Charles Rapulu Udoh a Lagos-based Lawyer with special focus on Business Law, Intellectual Property Rights, Entertainment and Technology Law. He is also an award-winning writer. Working for notable organisations so far has exposed him to some of industry best practices in business, finance strategies, law, dispute resolution and data analytics both in Nigeria and across the world.

Beyond Eric Yuan’s Zoom: How He Went Out All Alone

While Zoom stole the show at its First Public Offering and investors smiled home, feeling better that at last here is a technology company that can work, Zoom’s CEO, Eric Yuan, is the man to laugh last. That the company was valued at $9.2 billion from the IPO and that Yuan is now a new billionaire in town is not a story to be dismissed. Eric Yuan who recently shared his most private life with Forbes Magazine, shared deep insights about what we did not previously know about the 49-year-old billionaire.

# Data supplied
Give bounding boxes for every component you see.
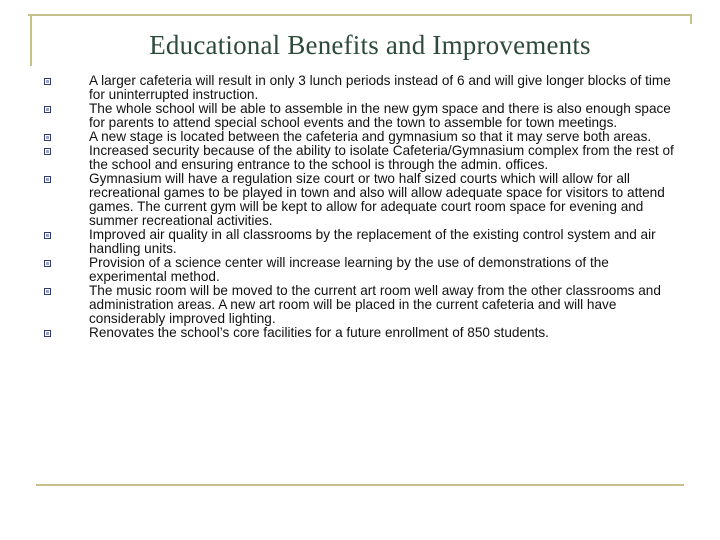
square-bullet-icon: [44, 260, 51, 267]
bullet-text: Increased security because of the ability to isolate Cafeteria/Gymnasium complex from the rest of the school and ensuring entrance to the school is through the admin. offices.: [89, 143, 674, 172]
bullet-item: [40, 144, 688, 172]
bullet-text: Renovates the school’s core facilities for a future enrollment of 850 students.: [89, 325, 549, 340]
bullet-item: [40, 130, 688, 144]
square-bullet-icon: [44, 148, 51, 155]
bullet-item: [40, 256, 688, 284]
frame-right-tick: [690, 14, 692, 24]
bullet-text: Provision of a science center will increase learning by the use of demonstrations of the experimental method.: [89, 255, 609, 284]
bullet-text: The whole school will be able to assemble in the new gym space and there is also enough space for parents to attend special school events and the town to assemble for town meetings.: [89, 101, 671, 130]
bullet-text: Improved air quality in all classrooms by the replacement of the existing control system and air handling units.: [89, 227, 656, 256]
bullet-item: [40, 74, 688, 102]
square-bullet-icon: [44, 134, 51, 141]
bullet-text: The music room will be moved to the current art room well away from the other classrooms and administration areas. A new art room will be placed in the current cafeteria and will have considerably improved lighting.: [89, 283, 661, 326]
frame-bottom-line: [36, 484, 684, 486]
square-bullet-icon: [44, 106, 51, 113]
square-bullet-icon: [44, 78, 51, 85]
bullet-list: [40, 74, 688, 340]
bullet-item: [40, 326, 688, 340]
bullet-item: [40, 172, 688, 228]
square-bullet-icon: [44, 176, 51, 183]
bullet-item: [40, 102, 688, 130]
bullet-text: A larger cafeteria will result in only 3 lunch periods instead of 6 and will give longer blocks of time for uninterrupted instruction.: [89, 73, 671, 102]
slide-title: Educational Benefits and Improvements: [149, 30, 591, 60]
bullet-item: [40, 228, 688, 256]
square-bullet-icon: [44, 330, 51, 337]
square-bullet-icon: [44, 232, 51, 239]
bullet-text: Gymnasium will have a regulation size court or two half sized courts which will allow for all recreational games to be played in town and also will allow adequate space for visitors to attend games. The current gym will be kept to allow for adequate court room space for evening and summer recreational activities.: [89, 171, 665, 228]
frame-left-line: [30, 14, 32, 66]
bullet-text: A new stage is located between the cafeteria and gymnasium so that it may serve both areas.: [89, 129, 652, 144]
bullet-item: [40, 284, 688, 326]
frame-top-line: [28, 14, 692, 16]
square-bullet-icon: [44, 288, 51, 295]
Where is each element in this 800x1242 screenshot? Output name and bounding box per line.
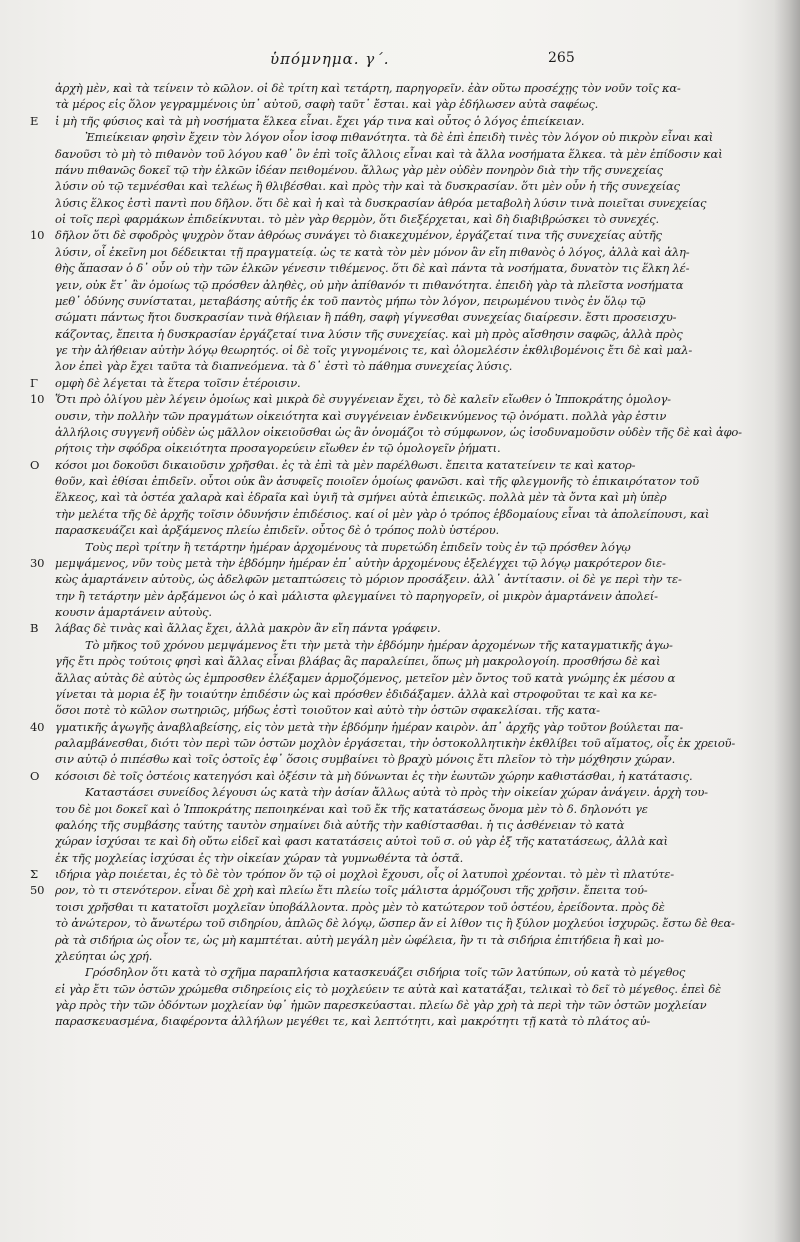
margin-marker: Ε: [30, 113, 39, 128]
text-line: [30, 424, 765, 440]
text-line: [30, 309, 765, 325]
text-line: [30, 211, 765, 227]
text-line: [30, 555, 765, 571]
line-text: δανοῦσι τὸ μὴ τὸ πιθανὸν τοῦ λόγου καθ᾽ ὃν ἐπὶ τοῖς ἄλλοις εἶναι καὶ τὰ ἄλλα νοσήματα ἕλκεα. τὰ μὲν ἐπίδοσιν καὶ: [55, 146, 723, 161]
line-text: λύσιν οὐ τῷ τεμνέσθαι καὶ τελέως ἢ θλιβέσθαι. καὶ πρὸς τὴν καὶ τὰ δυσκρασίαν. ὅτι μὲν οὖν ἡ τῆς συνεχείας: [55, 179, 680, 194]
line-text: ὅσοι ποτὲ τὸ κῶλον σωτηριῶς, μήδως ἐστὶ τοιοῦτον καὶ αὐτὸ τὴν ὀστῶν σφακελίσαι. τῆς κατα-: [55, 703, 600, 718]
line-text: σώματι πάντως ἤτοι δυσκρασίαν τινὰ θήλειαν ἢ πάθη, σαφὴ γίγνεσθαι συνεχείας διαίρεσιν. ἔστι προσεισχυ-: [55, 310, 677, 325]
text-line: [30, 293, 765, 309]
running-head: ὑπόμνημα. γ΄.: [270, 50, 390, 68]
margin-marker: 10: [30, 392, 45, 407]
text-line: [30, 96, 765, 112]
line-text: Ὅτι πρὸ ὀλίγου μὲν λέγειν ὁμοίως καὶ μικρὰ δὲ συγγένειαν ἔχει, τὸ δὲ καλεῖν εἴωθεν ὁ Ἱπποκράτης ὁμολογ-: [55, 392, 671, 407]
text-line: [30, 817, 765, 833]
text-line: [30, 391, 765, 407]
text-line: [30, 244, 765, 260]
text-line: [30, 670, 765, 686]
text-line: [30, 637, 765, 653]
text-line: [30, 178, 765, 194]
line-text: ρὰ τὰ σιδήρια ὡς οἷον τε, ὡς μὴ καμπτέται. αὐτὴ μεγάλη μὲν ὠφέλεια, ἢν τι τὰ σιδήρια ἐπιτήδεια ἢ καὶ μο-: [55, 932, 664, 947]
text-line: [30, 129, 765, 145]
line-text: ρήτοις τὴν σφόδρα οἰκειότητα προσαγορεύειν εἴωθεν ἐν τῷ ὁμολογεῖν ῥήματι.: [55, 441, 501, 456]
text-block: [30, 80, 765, 1030]
line-text: γειν, οὐκ ἔτ᾽ ἂν ὁμοίως τῷ πρόσθεν ἀληθὲς, οὐ μὴν ἀπίθανόν τι πιθανότητα. ἐπειδὴ γὰρ τὰ πλεῖστα νοσήματα: [55, 277, 684, 292]
text-line: [30, 588, 765, 604]
line-text: τὴν μελέτα τῆς δὲ ἀρχῆς τοῖσιν ὀδυνήσιν ἐπιδέσιος. καί οἱ μὲν γὰρ ὁ τρόπος ἑβδομαίους εἶναι τὰ ἀπολείπουσι, καὶ: [55, 506, 710, 521]
text-line: [30, 1013, 765, 1029]
text-line: [30, 735, 765, 751]
margin-marker: 50: [30, 883, 45, 898]
line-text: ραλαμβάνεσθαι, διότι τὸν περὶ τῶν ὀστῶν μοχλὸν ἐργάσεται, τὴν ὀστοκολλητικὴν ἐκθλίβει τοῦ αἵματος, οἷς ἐκ χρειοῦ-: [55, 736, 736, 750]
text-line: [30, 489, 765, 505]
line-text: κάζοντας, ἔπειτα ἡ δυσκρασίαν ἐργάζεταί τινα λύσιν τῆς συνεχείας. καὶ μὴ πρὸς αἴσθησιν σαφῶς, ἀλλὰ πρὸς: [55, 326, 683, 341]
line-text: θὴς ἅπασαν ὁ δ᾽ οὖν οὐ τὴν τῶν ἑλκῶν γένεσιν τιθέμενος. ὅτι δὲ καὶ πάντα τὰ νοσήματα, δυνατὸν τις ἕλκη λέ-: [55, 261, 690, 276]
text-line: [30, 260, 765, 276]
text-line: [30, 522, 765, 538]
line-text: λάβας δὲ τινὰς καὶ ἄλλας ἔχει, ἀλλὰ μακρὸν ἂν εἴη πάντα γράφειν.: [55, 621, 441, 636]
line-text: ουσιν, τὴν πολλὴν τῶν πραγμάτων οἰκειότητα καὶ συγγένειαν ἐνδεικνύμενος τῷ ὀνόματι. πολλὰ γὰρ ἐστιν: [55, 408, 667, 423]
line-text: οἱ τοῖς περὶ φαρμάκων ἐπιδείκνυται. τὸ μὲν γὰρ θερμὸν, ὅτι διεξέρχεται, καὶ δὴ διαβιβρώσκει τὸ συνεχές.: [55, 212, 659, 226]
text-line: [30, 162, 765, 178]
text-line: [30, 358, 765, 374]
text-line: [30, 195, 765, 211]
text-line: [30, 604, 765, 620]
text-line: [30, 850, 765, 866]
line-text: ομφὴ δὲ λέγεται τὰ ἕτερα τοῖσιν ἑτέροισιν.: [55, 375, 301, 390]
text-line: [30, 833, 765, 849]
line-text: ἱ μὴ τῆς φύσιος καὶ τὰ μὴ νοσήματα ἕλκεα εἶναι. ἔχει γάρ τινα καὶ οὗτος ὁ λόγος ἐπιείκειαν.: [55, 113, 585, 128]
line-text: ἄλλας αὐτὰς δὲ αὐτὸς ὡς ἐμπροσθεν ἐλέξαμεν ἁρμοζόμενος, μετεῖον μὲν ὄντος τοῦ κατὰ γνώμης ἐκ μέσου α: [55, 670, 676, 685]
line-text: σιν αὐτῷ ὁ πιπέσθω καὶ τοῖς ὀστοῖς ἐφ᾽ ὅσοις συμβαίνει τὸ βραχὺ μόνοις ἔτι πλεῖον τὸ τὴν μόχθησιν χώραν.: [55, 752, 676, 767]
margin-marker: 10: [30, 228, 45, 243]
text-line: [30, 899, 765, 915]
text-line: [30, 277, 765, 293]
line-text: γῆς ἔτι πρὸς τούτοις φησὶ καὶ ἄλλας εἶναι βλάβας ἂς παραλείπει, ὅπως μὴ μακρολογοίη. προσθήσω δὲ καὶ: [55, 654, 661, 669]
text-line: [30, 457, 765, 473]
text-line: [30, 784, 765, 800]
line-text: τὰ μέρος εἰς ὅλον γεγραμμένοις ὑπ᾽ αὐτοῦ, σαφὴ ταῦτ᾽ ἔσται. καὶ γὰρ ἐδήλωσεν αὐτὰ σαφέως.: [55, 97, 599, 112]
line-text: θοῦν, καὶ ἐθίσαι ἐπιδεῖν. οὗτοι οὐκ ἂν ἀσυφεῖς ποιοῖεν ὁμοίως φανῶσι. καὶ τῆς φλεγμονῆς τὸ ἐπικαιρότατον τοῦ: [55, 474, 699, 488]
line-text: γὰρ πρὸς τὴν τῶν ὀδόντων μοχλείαν ὑφ᾽ ἡμῶν παρεσκεύασται. πλείω δὲ γὰρ χρὴ τὰ περὶ τὴν τῶν ὀστῶν μοχλείαν: [55, 998, 707, 1012]
line-text: Ἐπιείκειαν φησὶν ἔχειν τὸν λόγον οἷον ἰσοφ πιθανότητα. τὰ δὲ ἐπὶ ἐπειδὴ τινὲς τὸν λόγον οὐ πικρὸν εἶναι καὶ: [85, 130, 714, 145]
margin-marker: Ο: [30, 768, 40, 783]
text-line: [30, 964, 765, 980]
text-line: [30, 719, 765, 735]
line-text: του δὲ μοι δοκεῖ καὶ ὁ Ἱπποκράτης πεποιηκέναι καὶ τοῦ ἔκ τῆς κατατάσεως ὄνομα μὲν τὸ δ. δηλονότι γε: [55, 801, 648, 816]
line-text: κόσοι μοι δοκοῦσι δικαιοῦσιν χρῆσθαι. ἐς τὰ ἐπὶ τὰ μὲν παρέλθωσι. ἔπειτα κατατείνειν τε καὶ κατορ-: [55, 457, 636, 472]
text-line: [30, 146, 765, 162]
text-line: [30, 882, 765, 898]
line-text: φαλόης τῆς συμβάσης ταύτης ταυτὸν σημαίνει διὰ αὐτῆς τὴν καθίστασθαι. ἡ τις ἀσθένειαν τὸ κατὰ: [55, 817, 625, 832]
line-text: μεθ᾽ ὁδύνης συνίσταται, μεταβάσης αὐτῆς ἐκ τοῦ παντὸς μήπω τὸν λόγον, πειρωμένου τινὸς ἐν ὅλῳ τῷ: [55, 293, 646, 308]
line-text: λύσις ἕλκος ἐστὶ παντὶ που δῆλον. ὅτι δὲ καὶ ἡ καὶ τὰ δυσκρασίαν ἀθρόα μεταβολὴ λύσιν τινὰ ποιεῖται συνεχείας: [55, 195, 707, 210]
text-line: [30, 866, 765, 882]
text-line: [30, 113, 765, 129]
line-text: τὸ ἀνώτερον, τὸ ἄνωτέρω τοῦ σιδηρίου, ἁπλῶς δὲ λόγῳ, ὥσπερ ἄν εἰ λίθον τις ἢ ξύλον μοχλεύοι ἰσχυρῶς. ἔστω δὲ θεα-: [55, 916, 735, 931]
text-line: [30, 326, 765, 342]
line-text: μεμψάμενος, νῦν τοὺς μετὰ τὴν ἑβδόμην ἡμέραν ἐπ᾽ αὐτὴν ἀρχομένους ἐξελέγχει τῷ λόγῳ μακρότερον διε-: [55, 555, 666, 570]
margin-marker: 30: [30, 555, 45, 570]
line-text: ἐκ τῆς μοχλείας ἰσχύσαι ἐς τὴν οἰκείαν χώραν τὰ γυμνωθέντα τὰ ὀστᾶ.: [55, 850, 464, 865]
line-text: παρασκευάζει καὶ ἀρξάμενος πλείω ἐπιδεῖν. οὗτος δὲ ὁ τρόπος πολὺ ὑστέρου.: [55, 523, 499, 538]
line-text: Τοὺς περὶ τρίτην ἢ τετάρτην ἡμέραν ἀρχομένους τὰ πυρετώδη ἐπιδεῖν τοὺς ἐν τῷ πρόσθεν λόγῳ: [85, 539, 631, 554]
line-text: λύσιν, οἷ ἐκεῖνη μοι δέδεικται τῇ πραγματείᾳ. ὡς τε κατὰ τὸν μὲν μόνον ἂν εἴη πιθανὸς ὁ λόγος, ἀλλὰ καὶ ἀλη-: [55, 244, 690, 259]
text-line: [30, 981, 765, 997]
text-line: [30, 948, 765, 964]
text-line: [30, 932, 765, 948]
line-text: λον ἐπεὶ γὰρ ἔχει ταῦτα τὰ διαπνεόμενα. τὰ δ᾽ ἐστὶ τὸ πάθημα συνεχείας λύσις.: [55, 359, 513, 374]
margin-marker: 40: [30, 719, 45, 734]
text-line: [30, 653, 765, 669]
line-text: γε τὴν ἀλήθειαν αὐτὴν λόγῳ θεωρητός. οἱ δὲ τοῖς γιγνομένοις τε, καὶ ὁλομελέσιν ἐκθλιβομένοις ἔτι δὲ καὶ μαλ-: [55, 343, 693, 357]
margin-marker: Ο: [30, 457, 40, 472]
line-text: κόσοισι δὲ τοῖς ὀστέοις κατεηγόσι καὶ ὀξέσιν τὰ μὴ δύνωνται ἐς τὴν ἑωυτῶν χώρην καθιστάσθαι, ἡ κατάτασις.: [55, 768, 693, 783]
text-line: [30, 227, 765, 243]
line-text: πάνυ πιθανῶς δοκεῖ τῷ τὴν ἑλκῶν ἰδέαν πειθομένου. ἄλλως γὰρ μὲν οὐδὲν πονηρὸν διὰ τὴν τῆς συνεχείας: [55, 162, 663, 177]
line-text: χλεύηται ὡς χρή.: [55, 948, 153, 963]
text-line: [30, 375, 765, 391]
line-text: την ἢ τετάρτην μὲν ἀρξάμενοι ὡς ὁ καὶ μάλιστα φλεγμαίνει τὸ παρηγορεῖν, οἱ μικρὸν ἁμαρτάνειν ἀπολεί-: [55, 588, 658, 603]
text-line: [30, 506, 765, 522]
margin-marker: Β: [30, 621, 39, 636]
text-line: [30, 620, 765, 636]
line-text: Τὸ μῆκος τοῦ χρόνου μεμψάμενος ἔτι τὴν μετὰ τὴν ἑβδόμην ἡμέραν ἀρχομένων τῆς καταγματικῆς ἀγω-: [85, 637, 673, 652]
text-line: [30, 342, 765, 358]
line-text: γίνεται τὰ μορια ἐξ ἢν τοιαύτην ἐπιδέσιν ὡς καὶ πρόσθεν ἐδιδάξαμεν. ἀλλὰ καὶ στροφοῦται τε καὶ κα κε-: [55, 686, 657, 701]
line-text: Γρόσδηλον ὅτι κατὰ τὸ σχῆμα παραπλήσια κατασκευάζει σιδήρια τοῖς τῶν λατύπων, οὐ κατὰ τὸ μέγεθος: [85, 965, 686, 980]
text-line: [30, 539, 765, 555]
line-text: κουσιν ἁμαρτάνειν αὐτοὺς.: [55, 605, 212, 619]
text-line: [30, 686, 765, 702]
margin-marker: Σ: [30, 867, 38, 881]
line-text: τοισι χρῆσθαι τι κατατοῖσι μοχλεῖαν ὑποβάλλοντα. πρὸς μὲν τὸ κατώτερον τοῦ ὀστέου, ἐρείδοντα. πρὸς δὲ: [55, 899, 665, 914]
line-text: παρασκευασμένα, διαφέροντα ἀλλήλων μεγέθει τε, καὶ λεπτότητι, καὶ μακρότητι τῇ κατὰ τὸ πλάτος αὐ-: [55, 1014, 651, 1029]
text-line: [30, 751, 765, 767]
margin-marker: Γ: [30, 375, 38, 390]
text-line: [30, 408, 765, 424]
text-line: [30, 915, 765, 931]
line-text: γματικῆς ἀγωγῆς ἀναβλαβείσης, εἰς τὸν μετὰ τὴν ἑβδόμην ἡμέραν καιρὸν. ἀπ᾽ ἀρχῆς γὰρ τοῦτον βούλεται πα-: [55, 719, 684, 734]
line-text: ἕλκεος, καὶ τὰ ὀστέα χαλαρὰ καὶ ἑδραῖα καὶ ὑγιῆ τὰ σμήνει αὐτὰ ἐπιεικῶς. πολλὰ μὲν τὰ ὄντα καὶ μὴ ὑπὲρ: [55, 490, 667, 505]
text-line: [30, 997, 765, 1013]
line-text: ιδήρια γὰρ ποιέεται, ἐς τὸ δὲ τὸν τρόπον ὅν τῷ οἱ μοχλοὶ ἔχουσι, οἷς οἱ λατυποὶ χρέονται. τὸ μὲν τὶ πλατύτε-: [55, 867, 674, 881]
gutter-shadow: [774, 0, 800, 1242]
line-text: ἀρχὴ μὲν, καὶ τὰ τείνειν τὸ κῶλον. οἱ δὲ τρίτη καὶ τετάρτη, παρηγορεῖν. ἐὰν οὕτω προσέχῃς τὸν νοῦν τοῖς κα-: [55, 81, 681, 95]
line-text: κὼς ἁμαρτάνειν αὐτοὺς, ὡς ἀδελφῶν μεταπτώσεις τὸ μόριον προσάξειν. ἀλλ᾽ ἀντίτασιν. οἱ δὲ γε περὶ τὴν τε-: [55, 572, 682, 587]
text-line: [30, 80, 765, 96]
text-line: [30, 768, 765, 784]
text-line: [30, 801, 765, 817]
line-text: δῆλον ὅτι δὲ σφοδρὸς ψυχρὸν ὅταν ἀθρόως συνάγει τὸ διακεχυμένον, ἐργάζεταί τινα τῆς συνεχείας αὐτῆς: [55, 228, 662, 243]
page-header: [0, 50, 800, 74]
text-line: [30, 440, 765, 456]
page-number: 265: [548, 50, 575, 66]
line-text: ἀλλήλοις συγγενῆ οὐδὲν ὡς μᾶλλον οἰκειοῦσθαι ὡς ἂν ὀνομάζοι τὸ σύμφωνον, ὡς ἰσοδυναμοῦσιν οὐδὲν τῆς δὲ καὶ ἀφο-: [55, 424, 742, 439]
text-line: [30, 473, 765, 489]
line-text: ρον, τὸ τι στενότερον. εἶναι δὲ χρὴ καὶ πλείω ἔτι πλείω τοῖς μάλιστα ἁρμόζουσι τῆς χρῆσιν. ἔπειτα τού-: [55, 883, 648, 898]
line-text: Καταστάσει συνείδος λέγουσι ὡς κατὰ τὴν ἀσίαν ἄλλως αὐτὰ τὸ πρὸς τὴν οἰκείαν χώραν ἀνάγειν. ἀρχὴ του-: [85, 785, 708, 800]
text-line: [30, 702, 765, 718]
text-line: [30, 571, 765, 587]
line-text: χώραν ἰσχύσαι τε καὶ δὴ οὔτω εἰδεῖ καὶ φασι κατατάσεις αὐτοὶ τοῦ σ. οὐ γὰρ ἐξ τῆς κατατάσεως, ἀλλὰ καὶ: [55, 834, 668, 849]
line-text: εἰ γὰρ ἔτι τῶν ὀστῶν χρώμεθα σιδηρείοις εἰς τὸ μοχλεύειν τε αὐτὰ καὶ κατατάξαι, τελικαὶ τὸ δεῖ τὸ μέγεθος. ἐπεὶ δὲ: [55, 981, 722, 996]
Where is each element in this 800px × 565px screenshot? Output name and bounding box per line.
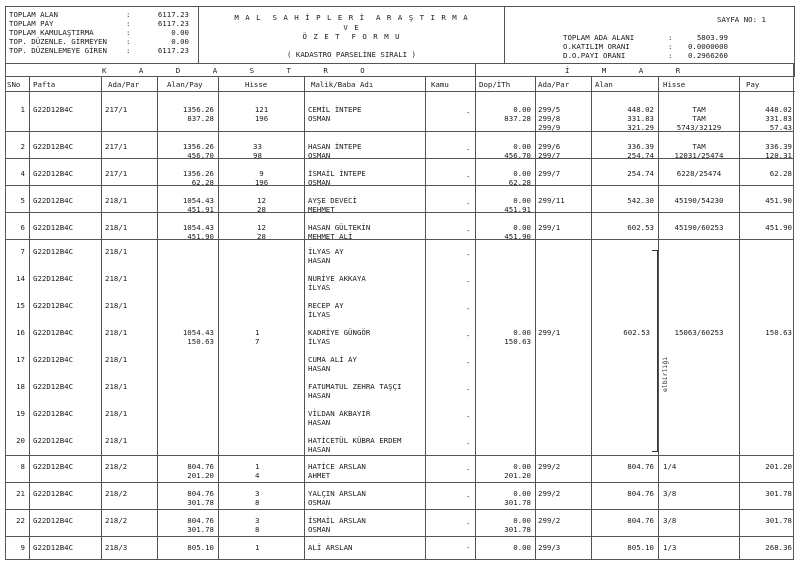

# Do this
Quote the passage from "Charles Rapulu Udoh" to "across the world." in the text on Eric Yuan above.

# Answer to this exercise
Charles Rapulu Udoh a Lagos-based Lawyer with special focus on Business Law, Intellectual Property Rights, Entertainment and Technology Law. He is also an award-winning writer. Working for notable organisations so far has exposed him to some of industry best practices in business, finance strategies, law, dispute resolution and data analytics both in Nigeria and across the world.